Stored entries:
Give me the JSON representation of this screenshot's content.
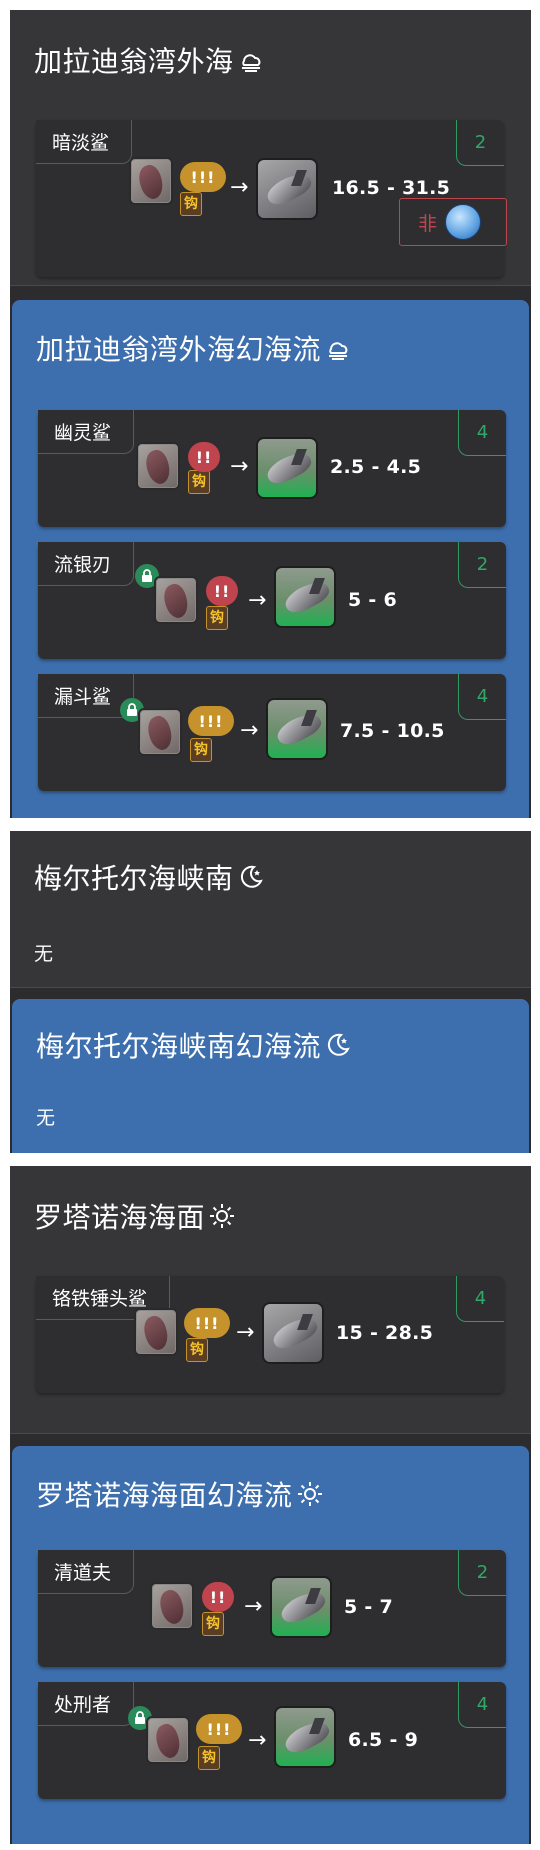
{
  "sections": {
    "s1": {
      "title": "加拉迪翁湾外海",
      "weather_icon": "cloud-rain-icon"
    },
    "s2": {
      "title": "加拉迪翁湾外海幻海流",
      "weather_icon": "cloud-rain-icon"
    },
    "s3": {
      "title": "梅尔托尔海峡南",
      "weather_icon": "crescent-moon-icon",
      "empty_label": "无"
    },
    "s4": {
      "title": "梅尔托尔海峡南幻海流",
      "weather_icon": "crescent-moon-icon",
      "empty_label": "无"
    },
    "s5": {
      "title": "罗塔诺海海面",
      "weather_icon": "sun-icon"
    },
    "s6": {
      "title": "罗塔诺海海面幻海流",
      "weather_icon": "sun-icon"
    }
  },
  "cards": {
    "c1": {
      "name": "暗淡鲨",
      "count": "2",
      "tug": "!!!",
      "range": "16.5 - 31.5",
      "weather_prefix": "非",
      "weather_orb": "rain-orb-icon",
      "locked": false
    },
    "c2": {
      "name": "幽灵鲨",
      "count": "4",
      "tug": "!!",
      "range": "2.5 - 4.5",
      "locked": false
    },
    "c3": {
      "name": "流银刃",
      "count": "2",
      "tug": "!!",
      "range": "5 - 6",
      "locked": true
    },
    "c4": {
      "name": "漏斗鲨",
      "count": "4",
      "tug": "!!!",
      "range": "7.5 - 10.5",
      "locked": true
    },
    "c5": {
      "name": "铬铁锤头鲨",
      "count": "4",
      "tug": "!!!",
      "range": "15 - 28.5",
      "locked": false
    },
    "c6": {
      "name": "清道夫",
      "count": "2",
      "tug": "!!",
      "range": "5 - 7",
      "locked": false
    },
    "c7": {
      "name": "处刑者",
      "count": "4",
      "tug": "!!!",
      "range": "6.5 - 9",
      "locked": true
    }
  },
  "arrow": "→",
  "hook_glyph": "钩",
  "colors": {
    "blue_section": "#3d6fae",
    "count_green": "#2fa868",
    "tug_gold": "#c6922b",
    "tug_red": "#c0444e",
    "lock_green": "#2b8a5a"
  }
}
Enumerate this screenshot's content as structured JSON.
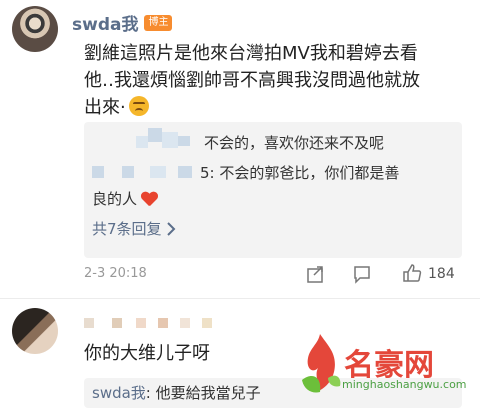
{
  "comment1": {
    "author": "swda我",
    "badge": "博主",
    "text_line1": "劉維這照片是他來台灣拍MV我和碧婷去看",
    "text_line2": "他‥我還煩惱劉帥哥不高興我沒問過他就放",
    "text_line3": "出來·",
    "replies": [
      {
        "text": "不会的，喜欢你还来不及呢"
      },
      {
        "text_part1": "5: 不会的郭爸比，你们都是善",
        "text_part2": "良的人"
      }
    ],
    "more_replies": "共7条回复",
    "timestamp": "2-3 20:18",
    "like_count": "184"
  },
  "comment2": {
    "text": "你的大维儿子呀",
    "reply_author": "swda我",
    "reply_text": ": 他要給我當兒子"
  },
  "watermark": {
    "brand": "名豪网",
    "url": "minghaoshangwu.com"
  },
  "colors": {
    "link": "#5b6e8a",
    "badge": "#f78c2f",
    "heart": "#e8432e",
    "watermark_red": "#e4473a",
    "watermark_green": "#4ca044"
  },
  "icons": [
    "share-icon",
    "comment-icon",
    "like-icon",
    "heart-icon",
    "sad-emoji-icon",
    "chevron-right-icon"
  ]
}
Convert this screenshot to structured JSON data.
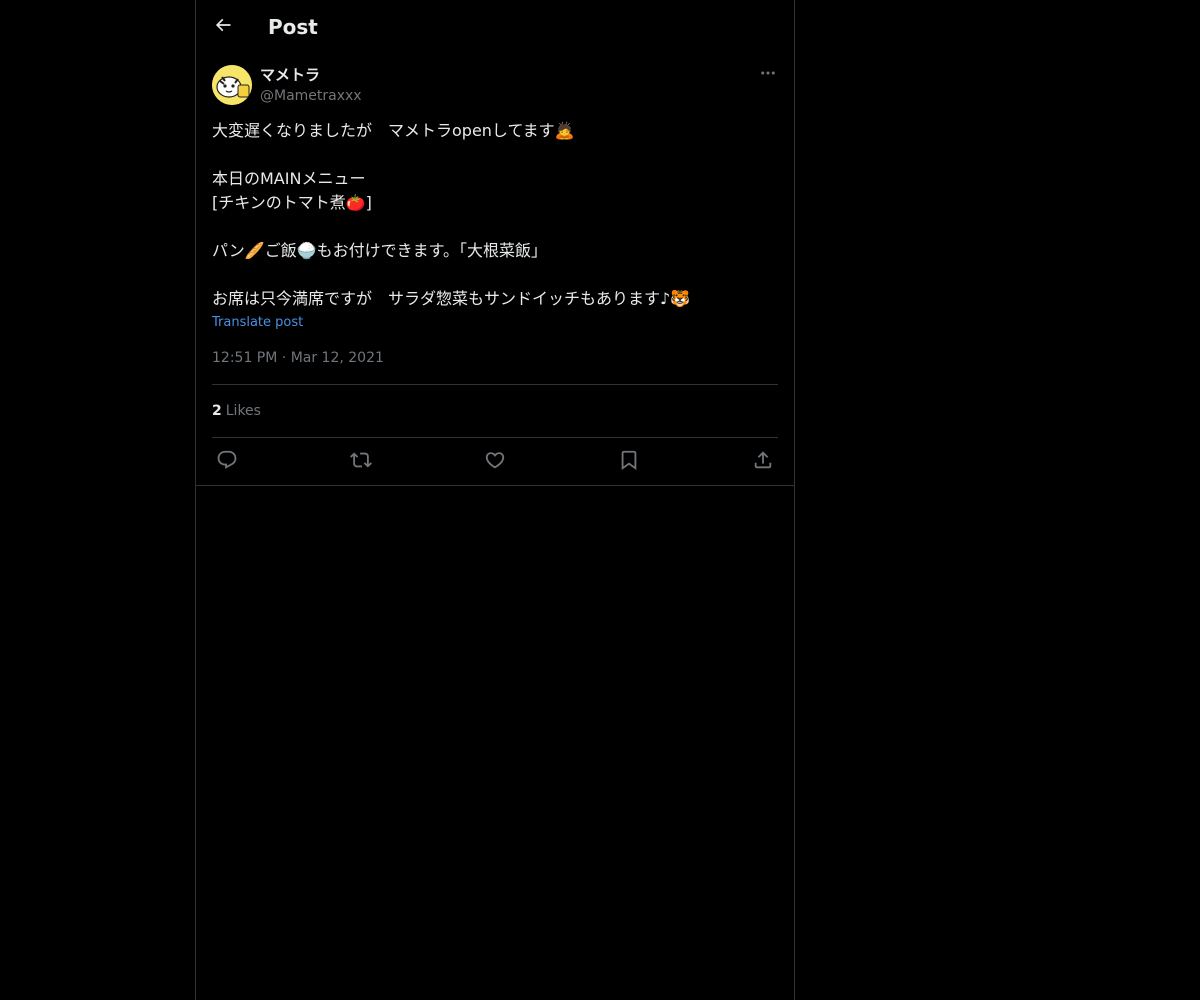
{
  "header": {
    "title": "Post"
  },
  "author": {
    "display_name": "マメトラ",
    "handle": "@Mametraxxx"
  },
  "post": {
    "lines": [
      "大変遅くなりましたが　マメトラopenしてます🙇",
      "",
      "本日のMAINメニュー",
      "[チキンのトマト煮🍅]",
      "",
      "パン🥖ご飯🍚もお付けできます。「大根菜飯」",
      "",
      "お席は只今満席ですが　サラダ惣菜もサンドイッチもあります♪🐯"
    ],
    "translate_label": "Translate post",
    "time": "12:51 PM",
    "separator": "·",
    "date": "Mar 12, 2021"
  },
  "stats": {
    "likes_count": "2",
    "likes_label": "Likes"
  },
  "icons": {
    "back": "arrow-left-icon",
    "more": "more-horizontal-icon",
    "reply": "reply-icon",
    "repost": "repost-icon",
    "like": "heart-icon",
    "bookmark": "bookmark-icon",
    "share": "share-icon"
  },
  "colors": {
    "background": "#000000",
    "text": "#e7e9ea",
    "muted": "#71767b",
    "link": "#4a90e2",
    "border": "#2f3336",
    "avatar": "#f4e04d"
  }
}
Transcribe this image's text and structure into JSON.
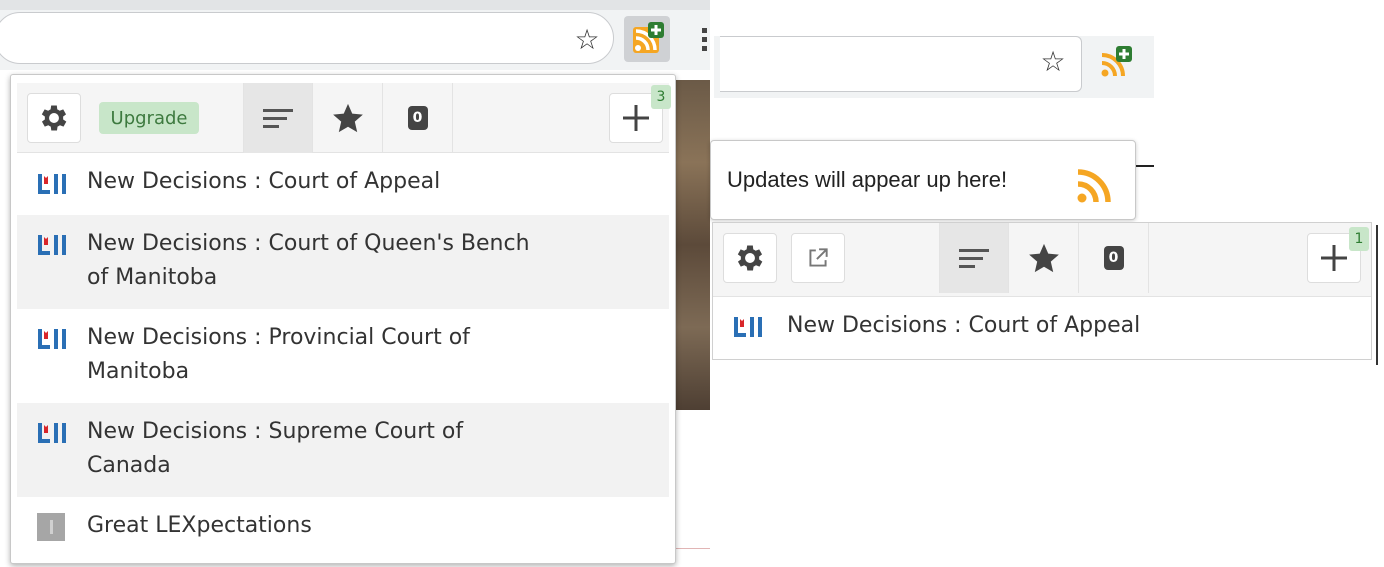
{
  "left_panel": {
    "upgrade_label": "Upgrade",
    "count_value": "0",
    "badge_count": "3",
    "feeds": [
      {
        "lines": [
          "New Decisions : Court of Appeal"
        ],
        "icon": "canlii-icon"
      },
      {
        "lines": [
          "New Decisions : Court of Queen's Bench",
          "of Manitoba"
        ],
        "icon": "canlii-icon"
      },
      {
        "lines": [
          "New Decisions : Provincial Court of",
          "Manitoba"
        ],
        "icon": "canlii-icon"
      },
      {
        "lines": [
          "New Decisions : Supreme Court of",
          "Canada"
        ],
        "icon": "canlii-icon"
      },
      {
        "lines": [
          "Great LEXpectations"
        ],
        "icon": "generic-feed-icon"
      }
    ]
  },
  "right_panel": {
    "tooltip_text": "Updates will appear up here!",
    "count_value": "0",
    "badge_count": "1",
    "feeds": [
      {
        "lines": [
          "New Decisions : Court of Appeal"
        ],
        "icon": "canlii-icon"
      }
    ]
  },
  "colors": {
    "rss_orange": "#f5a623",
    "badge_green": "#c8e6c9",
    "canlii_blue": "#2a6fb5",
    "canlii_red": "#d9262a"
  }
}
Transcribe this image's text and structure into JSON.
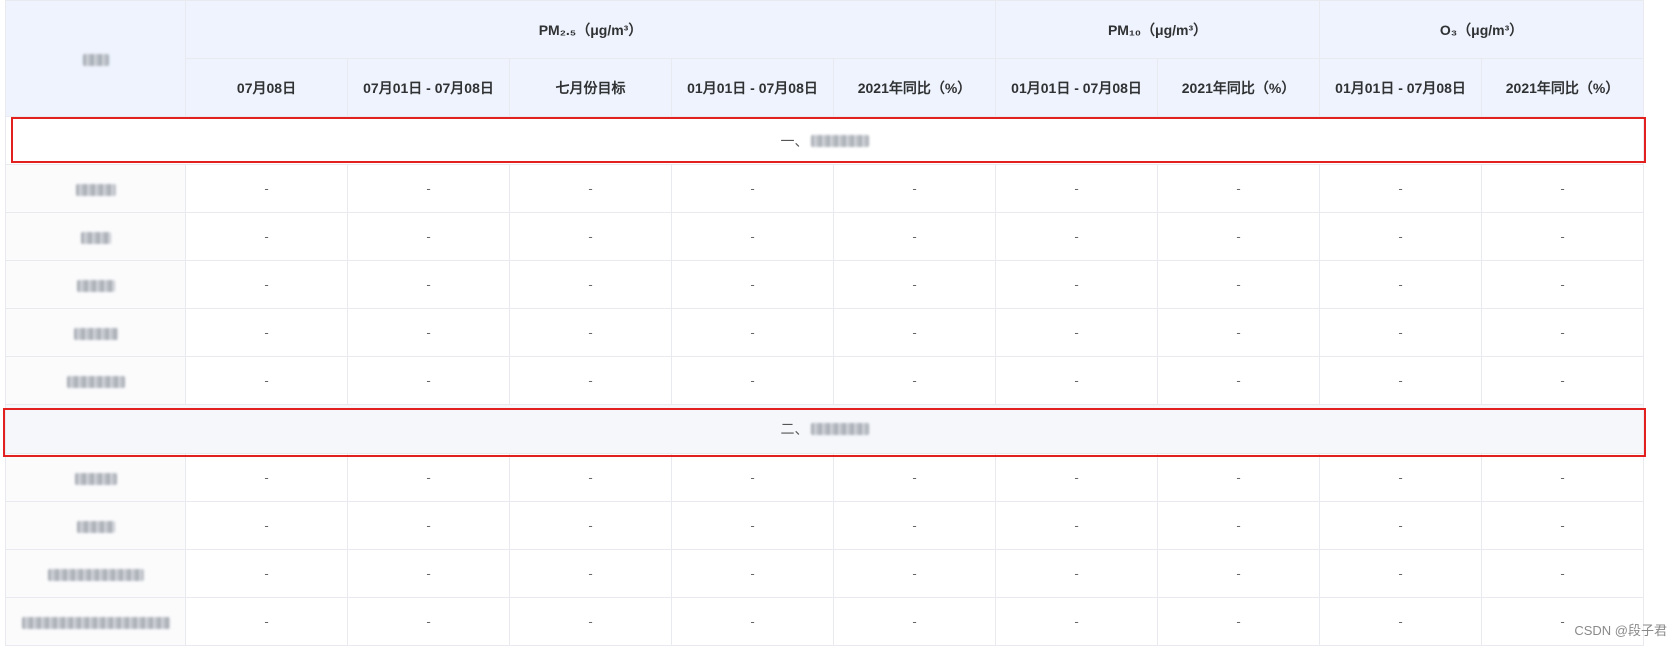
{
  "header": {
    "corner_label_blurred": true,
    "groups": [
      {
        "label": "PM₂.₅（μg/m³）",
        "span": 5
      },
      {
        "label": "PM₁₀（μg/m³）",
        "span": 2
      },
      {
        "label": "O₃（μg/m³）",
        "span": 2
      }
    ],
    "columns": [
      "07月08日",
      "07月01日 - 07月08日",
      "七月份目标",
      "01月01日 - 07月08日",
      "2021年同比（%）",
      "01月01日 - 07月08日",
      "2021年同比（%）",
      "01月01日 - 07月08日",
      "2021年同比（%）"
    ]
  },
  "sections": [
    {
      "prefix": "一、",
      "highlighted": true,
      "rows": [
        {
          "name_blurred": true,
          "cells": [
            "-",
            "-",
            "-",
            "-",
            "-",
            "-",
            "-",
            "-",
            "-"
          ]
        },
        {
          "name_blurred": true,
          "cells": [
            "-",
            "-",
            "-",
            "-",
            "-",
            "-",
            "-",
            "-",
            "-"
          ]
        },
        {
          "name_blurred": true,
          "cells": [
            "-",
            "-",
            "-",
            "-",
            "-",
            "-",
            "-",
            "-",
            "-"
          ]
        },
        {
          "name_blurred": true,
          "cells": [
            "-",
            "-",
            "-",
            "-",
            "-",
            "-",
            "-",
            "-",
            "-"
          ]
        },
        {
          "name_blurred": true,
          "cells": [
            "-",
            "-",
            "-",
            "-",
            "-",
            "-",
            "-",
            "-",
            "-"
          ]
        }
      ]
    },
    {
      "prefix": "二、",
      "highlighted": true,
      "rows": [
        {
          "name_blurred": true,
          "cells": [
            "-",
            "-",
            "-",
            "-",
            "-",
            "-",
            "-",
            "-",
            "-"
          ]
        },
        {
          "name_blurred": true,
          "cells": [
            "-",
            "-",
            "-",
            "-",
            "-",
            "-",
            "-",
            "-",
            "-"
          ]
        },
        {
          "name_blurred": true,
          "cells": [
            "-",
            "-",
            "-",
            "-",
            "-",
            "-",
            "-",
            "-",
            "-"
          ]
        },
        {
          "name_blurred": true,
          "cells": [
            "-",
            "-",
            "-",
            "-",
            "-",
            "-",
            "-",
            "-",
            "-"
          ]
        }
      ]
    }
  ],
  "watermark": "CSDN @段子君",
  "colors": {
    "header_bg": "#eef3fd",
    "border": "#e8eaef",
    "highlight_box": "#e1201f"
  }
}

PROBLEM DETAILS => Pull out every line of the records above that contains the word "JSON".

FINISHED ANSWER =>
Give me the JSON representation of this screenshot's content.
Enumerate this screenshot's content as structured JSON.
Convert this screenshot to structured JSON data.
Transcribe this image's text and structure into JSON.
Transcribe this image's text and structure into JSON.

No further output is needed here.